● **Requirements**: Without the pictures, return all of the material exactly as written.

● **Raw data**:
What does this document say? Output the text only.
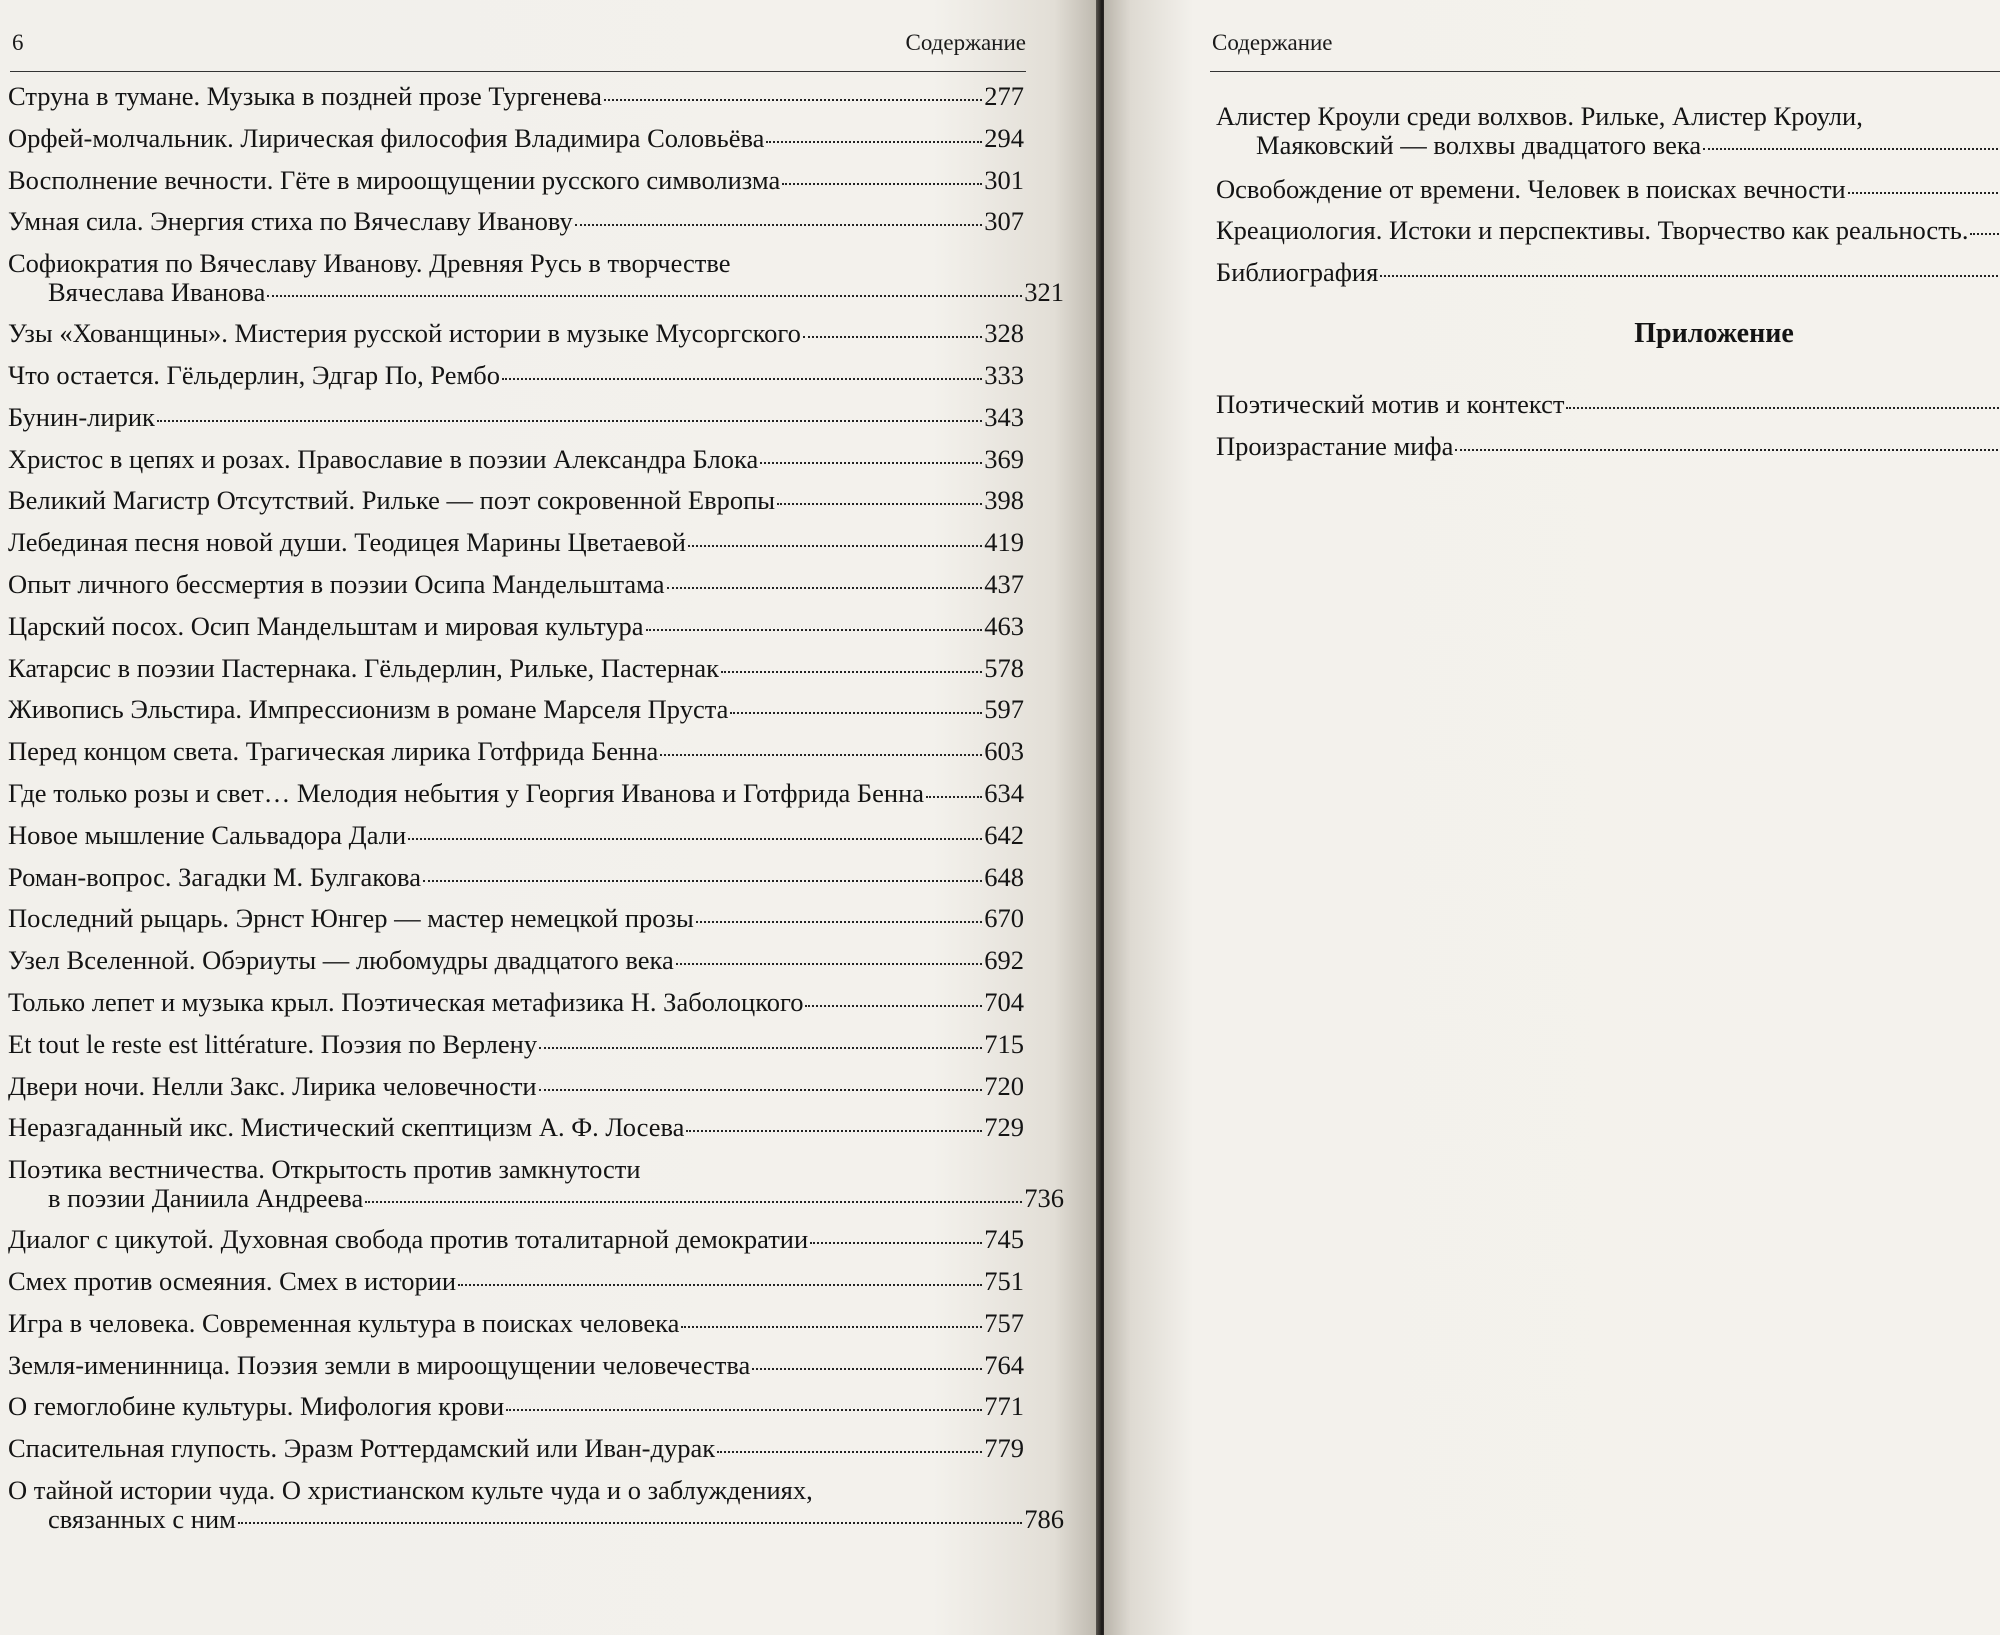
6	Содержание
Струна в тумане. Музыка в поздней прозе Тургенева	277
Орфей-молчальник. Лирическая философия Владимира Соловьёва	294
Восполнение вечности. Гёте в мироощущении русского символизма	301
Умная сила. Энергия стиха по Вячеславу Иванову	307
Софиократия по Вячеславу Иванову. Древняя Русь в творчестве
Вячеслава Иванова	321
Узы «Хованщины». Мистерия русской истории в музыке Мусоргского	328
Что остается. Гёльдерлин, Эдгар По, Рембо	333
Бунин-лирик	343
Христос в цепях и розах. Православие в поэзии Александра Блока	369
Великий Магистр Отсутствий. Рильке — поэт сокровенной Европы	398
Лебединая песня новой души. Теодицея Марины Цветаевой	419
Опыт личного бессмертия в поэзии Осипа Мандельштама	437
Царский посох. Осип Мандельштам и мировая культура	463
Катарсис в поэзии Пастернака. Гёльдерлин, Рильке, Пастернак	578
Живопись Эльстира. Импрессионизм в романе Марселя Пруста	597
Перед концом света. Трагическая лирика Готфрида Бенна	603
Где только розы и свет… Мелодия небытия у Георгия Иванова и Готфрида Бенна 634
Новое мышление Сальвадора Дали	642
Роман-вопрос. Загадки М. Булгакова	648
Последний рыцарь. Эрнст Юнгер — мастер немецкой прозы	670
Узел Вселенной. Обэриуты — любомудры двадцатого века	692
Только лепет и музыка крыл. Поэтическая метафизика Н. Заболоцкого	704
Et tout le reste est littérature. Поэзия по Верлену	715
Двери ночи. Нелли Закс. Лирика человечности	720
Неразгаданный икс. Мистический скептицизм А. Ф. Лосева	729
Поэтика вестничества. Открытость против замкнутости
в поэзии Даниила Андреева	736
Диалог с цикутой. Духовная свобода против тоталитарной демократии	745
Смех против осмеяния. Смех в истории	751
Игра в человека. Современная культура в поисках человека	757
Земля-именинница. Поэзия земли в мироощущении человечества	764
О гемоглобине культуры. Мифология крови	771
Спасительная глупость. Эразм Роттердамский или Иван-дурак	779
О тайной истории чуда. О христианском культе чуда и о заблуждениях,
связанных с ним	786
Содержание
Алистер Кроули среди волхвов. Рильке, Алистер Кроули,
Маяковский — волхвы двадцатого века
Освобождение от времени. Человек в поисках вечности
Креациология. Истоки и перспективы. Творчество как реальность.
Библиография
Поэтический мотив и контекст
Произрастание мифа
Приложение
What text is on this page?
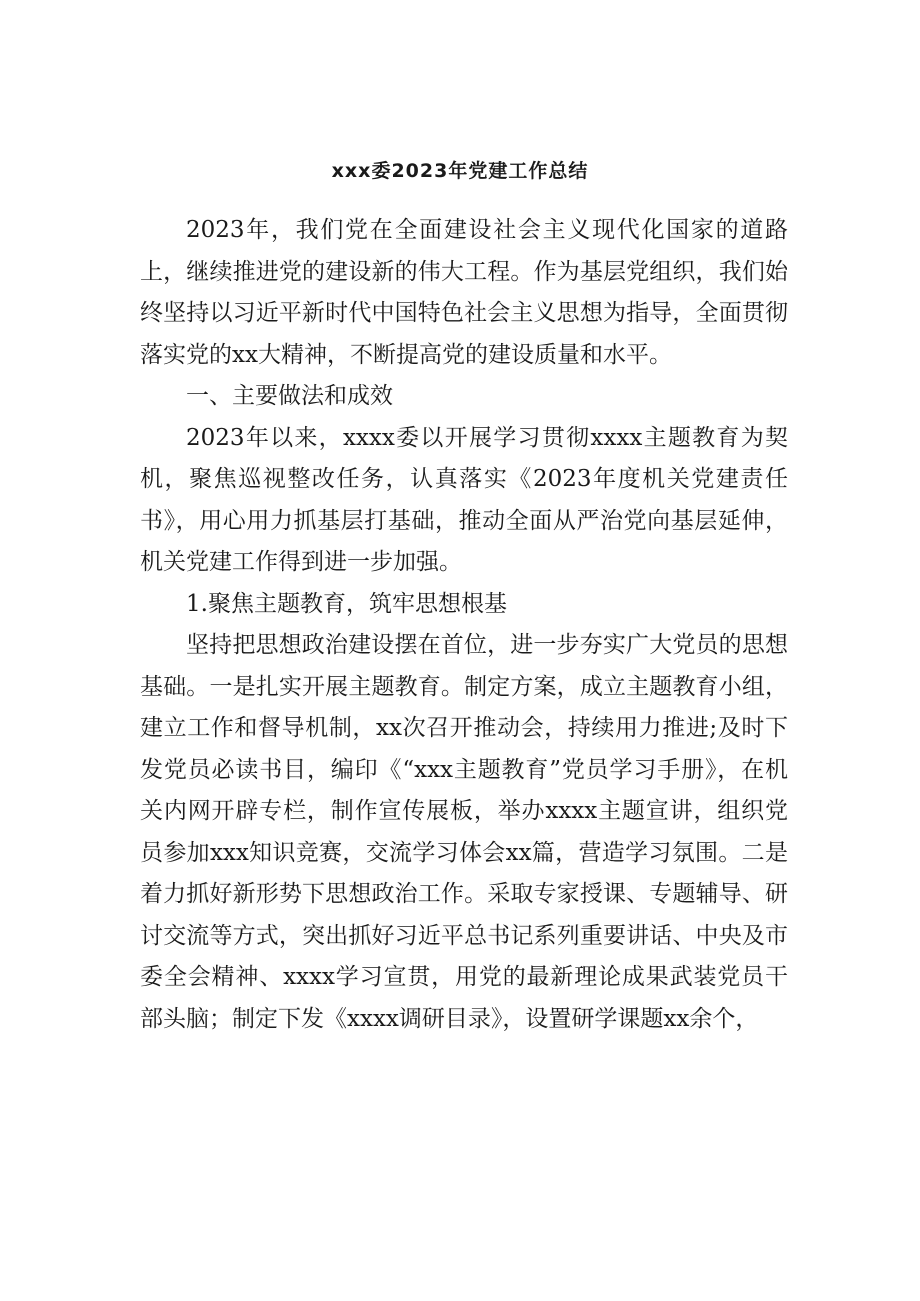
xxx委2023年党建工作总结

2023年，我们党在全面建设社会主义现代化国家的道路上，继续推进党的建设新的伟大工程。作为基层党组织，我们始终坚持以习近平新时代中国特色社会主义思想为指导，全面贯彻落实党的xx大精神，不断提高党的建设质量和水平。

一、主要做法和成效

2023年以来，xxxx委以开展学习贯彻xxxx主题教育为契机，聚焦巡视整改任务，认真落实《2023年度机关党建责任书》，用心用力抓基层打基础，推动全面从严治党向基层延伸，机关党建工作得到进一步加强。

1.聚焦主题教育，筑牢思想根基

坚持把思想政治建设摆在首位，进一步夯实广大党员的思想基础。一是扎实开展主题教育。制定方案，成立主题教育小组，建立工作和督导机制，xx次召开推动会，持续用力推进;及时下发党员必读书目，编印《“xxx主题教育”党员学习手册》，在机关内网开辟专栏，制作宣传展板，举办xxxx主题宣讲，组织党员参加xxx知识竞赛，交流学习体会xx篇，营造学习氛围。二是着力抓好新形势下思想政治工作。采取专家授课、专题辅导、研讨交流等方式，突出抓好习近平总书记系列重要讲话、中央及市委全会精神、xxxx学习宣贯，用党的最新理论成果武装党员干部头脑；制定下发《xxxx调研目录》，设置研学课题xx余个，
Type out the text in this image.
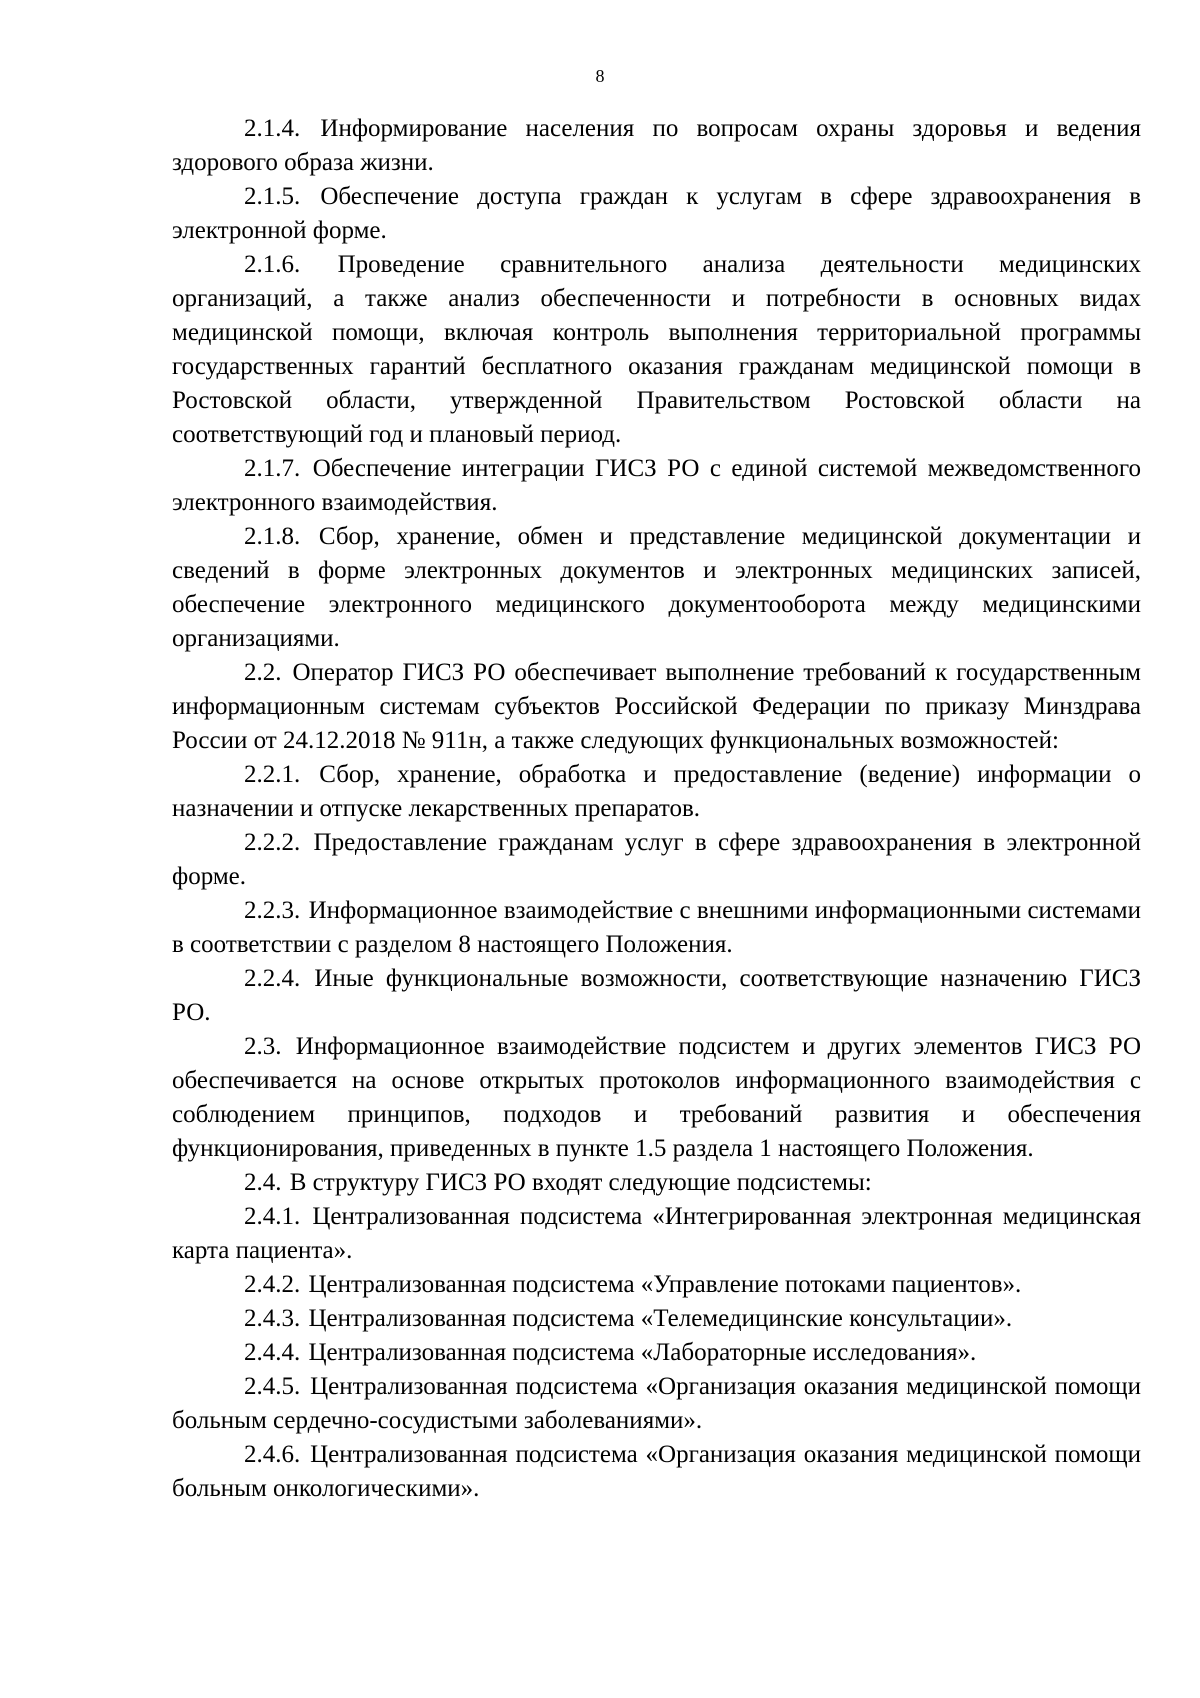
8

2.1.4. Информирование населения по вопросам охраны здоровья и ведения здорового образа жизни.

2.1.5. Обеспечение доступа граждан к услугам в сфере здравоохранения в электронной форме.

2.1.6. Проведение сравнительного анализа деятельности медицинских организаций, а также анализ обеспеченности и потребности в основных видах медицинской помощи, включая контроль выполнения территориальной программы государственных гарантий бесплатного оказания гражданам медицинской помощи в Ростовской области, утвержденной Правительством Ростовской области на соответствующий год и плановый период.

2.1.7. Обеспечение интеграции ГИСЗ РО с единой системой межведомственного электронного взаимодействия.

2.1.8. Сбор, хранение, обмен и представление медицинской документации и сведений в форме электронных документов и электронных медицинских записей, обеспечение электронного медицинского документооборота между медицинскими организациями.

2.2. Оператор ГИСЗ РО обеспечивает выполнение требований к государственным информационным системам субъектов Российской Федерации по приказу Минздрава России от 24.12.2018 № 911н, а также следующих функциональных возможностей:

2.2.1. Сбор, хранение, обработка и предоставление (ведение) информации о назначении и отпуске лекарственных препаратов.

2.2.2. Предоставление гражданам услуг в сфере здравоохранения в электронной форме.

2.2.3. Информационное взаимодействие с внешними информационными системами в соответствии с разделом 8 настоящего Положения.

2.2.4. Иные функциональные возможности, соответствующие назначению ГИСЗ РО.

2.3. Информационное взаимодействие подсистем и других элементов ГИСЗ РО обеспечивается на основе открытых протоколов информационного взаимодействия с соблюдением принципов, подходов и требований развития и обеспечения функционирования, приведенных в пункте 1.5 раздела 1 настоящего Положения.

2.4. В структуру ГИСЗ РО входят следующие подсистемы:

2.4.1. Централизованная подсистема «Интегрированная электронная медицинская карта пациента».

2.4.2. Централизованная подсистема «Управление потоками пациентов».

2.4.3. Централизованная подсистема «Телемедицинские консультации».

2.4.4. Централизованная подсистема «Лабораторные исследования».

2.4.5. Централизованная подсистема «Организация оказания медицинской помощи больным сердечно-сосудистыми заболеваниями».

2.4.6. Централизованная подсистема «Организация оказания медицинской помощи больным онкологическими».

● **Task response**:
What does this document say? Output the text only.
6	Содержание
Струна в тумане. Музыка в поздней прозе Тургенева	277
Орфей-молчальник. Лирическая философия Владимира Соловьёва	294
Восполнение вечности. Гёте в мироощущении русского символизма	301
Умная сила. Энергия стиха по Вячеславу Иванову	307
Софиократия по Вячеславу Иванову. Древняя Русь в творчестве
Вячеслава Иванова	321
Узы «Хованщины». Мистерия русской истории в музыке Мусоргского	328
Что остается. Гёльдерлин, Эдгар По, Рембо	333
Бунин-лирик	343
Христос в цепях и розах. Православие в поэзии Александра Блока	369
Великий Магистр Отсутствий. Рильке — поэт сокровенной Европы	398
Лебединая песня новой души. Теодицея Марины Цветаевой	419
Опыт личного бессмертия в поэзии Осипа Мандельштама	437
Царский посох. Осип Мандельштам и мировая культура	463
Катарсис в поэзии Пастернака. Гёльдерлин, Рильке, Пастернак	578
Живопись Эльстира. Импрессионизм в романе Марселя Пруста	597
Перед концом света. Трагическая лирика Готфрида Бенна	603
Где только розы и свет… Мелодия небытия у Георгия Иванова и Готфрида Бенна 634
Новое мышление Сальвадора Дали	642
Роман-вопрос. Загадки М. Булгакова	648
Последний рыцарь. Эрнст Юнгер — мастер немецкой прозы	670
Узел Вселенной. Обэриуты — любомудры двадцатого века	692
Только лепет и музыка крыл. Поэтическая метафизика Н. Заболоцкого	704
Et tout le reste est littérature. Поэзия по Верлену	715
Двери ночи. Нелли Закс. Лирика человечности	720
Неразгаданный икс. Мистический скептицизм А. Ф. Лосева	729
Поэтика вестничества. Открытость против замкнутости
в поэзии Даниила Андреева	736
Диалог с цикутой. Духовная свобода против тоталитарной демократии	745
Смех против осмеяния. Смех в истории	751
Игра в человека. Современная культура в поисках человека	757
Земля-именинница. Поэзия земли в мироощущении человечества	764
О гемоглобине культуры. Мифология крови	771
Спасительная глупость. Эразм Роттердамский или Иван-дурак	779
О тайной истории чуда. О христианском культе чуда и о заблуждениях,
связанных с ним	786
Содержание
Алистер Кроули среди волхвов. Рильке, Алистер Кроули,
Маяковский — волхвы двадцатого века
Освобождение от времени. Человек в поисках вечности
Креациология. Истоки и перспективы. Творчество как реальность.
Библиография
Поэтический мотив и контекст
Произрастание мифа
Приложение
What text is on this page?
xxx委2023年党建工作总结

2023年，我们党在全面建设社会主义现代化国家的道路上，继续推进党的建设新的伟大工程。作为基层党组织，我们始终坚持以习近平新时代中国特色社会主义思想为指导，全面贯彻落实党的xx大精神，不断提高党的建设质量和水平。

一、主要做法和成效

2023年以来，xxxx委以开展学习贯彻xxxx主题教育为契机，聚焦巡视整改任务，认真落实《2023年度机关党建责任书》，用心用力抓基层打基础，推动全面从严治党向基层延伸，机关党建工作得到进一步加强。

1.聚焦主题教育，筑牢思想根基

坚持把思想政治建设摆在首位，进一步夯实广大党员的思想基础。一是扎实开展主题教育。制定方案，成立主题教育小组，建立工作和督导机制，xx次召开推动会，持续用力推进;及时下发党员必读书目，编印《“xxx主题教育”党员学习手册》，在机关内网开辟专栏，制作宣传展板，举办xxxx主题宣讲，组织党员参加xxx知识竞赛，交流学习体会xx篇，营造学习氛围。二是着力抓好新形势下思想政治工作。采取专家授课、专题辅导、研讨交流等方式，突出抓好习近平总书记系列重要讲话、中央及市委全会精神、xxxx学习宣贯，用党的最新理论成果武装党员干部头脑；制定下发《xxxx调研目录》，设置研学课题xx余个，
Type out the text in this image.
8

2.1.4. Информирование населения по вопросам охраны здоровья и ведения здорового образа жизни.

2.1.5. Обеспечение доступа граждан к услугам в сфере здравоохранения в электронной форме.

2.1.6. Проведение сравнительного анализа деятельности медицинских организаций, а также анализ обеспеченности и потребности в основных видах медицинской помощи, включая контроль выполнения территориальной программы государственных гарантий бесплатного оказания гражданам медицинской помощи в Ростовской области, утвержденной Правительством Ростовской области на соответствующий год и плановый период.

2.1.7. Обеспечение интеграции ГИСЗ РО с единой системой межведомственного электронного взаимодействия.

2.1.8. Сбор, хранение, обмен и представление медицинской документации и сведений в форме электронных документов и электронных медицинских записей, обеспечение электронного медицинского документооборота между медицинскими организациями.

2.2. Оператор ГИСЗ РО обеспечивает выполнение требований к государственным информационным системам субъектов Российской Федерации по приказу Минздрава России от 24.12.2018 № 911н, а также следующих функциональных возможностей:

2.2.1. Сбор, хранение, обработка и предоставление (ведение) информации о назначении и отпуске лекарственных препаратов.

2.2.2. Предоставление гражданам услуг в сфере здравоохранения в электронной форме.

2.2.3. Информационное взаимодействие с внешними информационными системами в соответствии с разделом 8 настоящего Положения.

2.2.4. Иные функциональные возможности, соответствующие назначению ГИСЗ РО.

2.3. Информационное взаимодействие подсистем и других элементов ГИСЗ РО обеспечивается на основе открытых протоколов информационного взаимодействия с соблюдением принципов, подходов и требований развития и обеспечения функционирования, приведенных в пункте 1.5 раздела 1 настоящего Положения.

2.4. В структуру ГИСЗ РО входят следующие подсистемы:

2.4.1. Централизованная подсистема «Интегрированная электронная медицинская карта пациента».

2.4.2. Централизованная подсистема «Управление потоками пациентов».

2.4.3. Централизованная подсистема «Телемедицинские консультации».

2.4.4. Централизованная подсистема «Лабораторные исследования».

2.4.5. Централизованная подсистема «Организация оказания медицинской помощи больным сердечно-сосудистыми заболеваниями».

2.4.6. Централизованная подсистема «Организация оказания медицинской помощи больным онкологическими».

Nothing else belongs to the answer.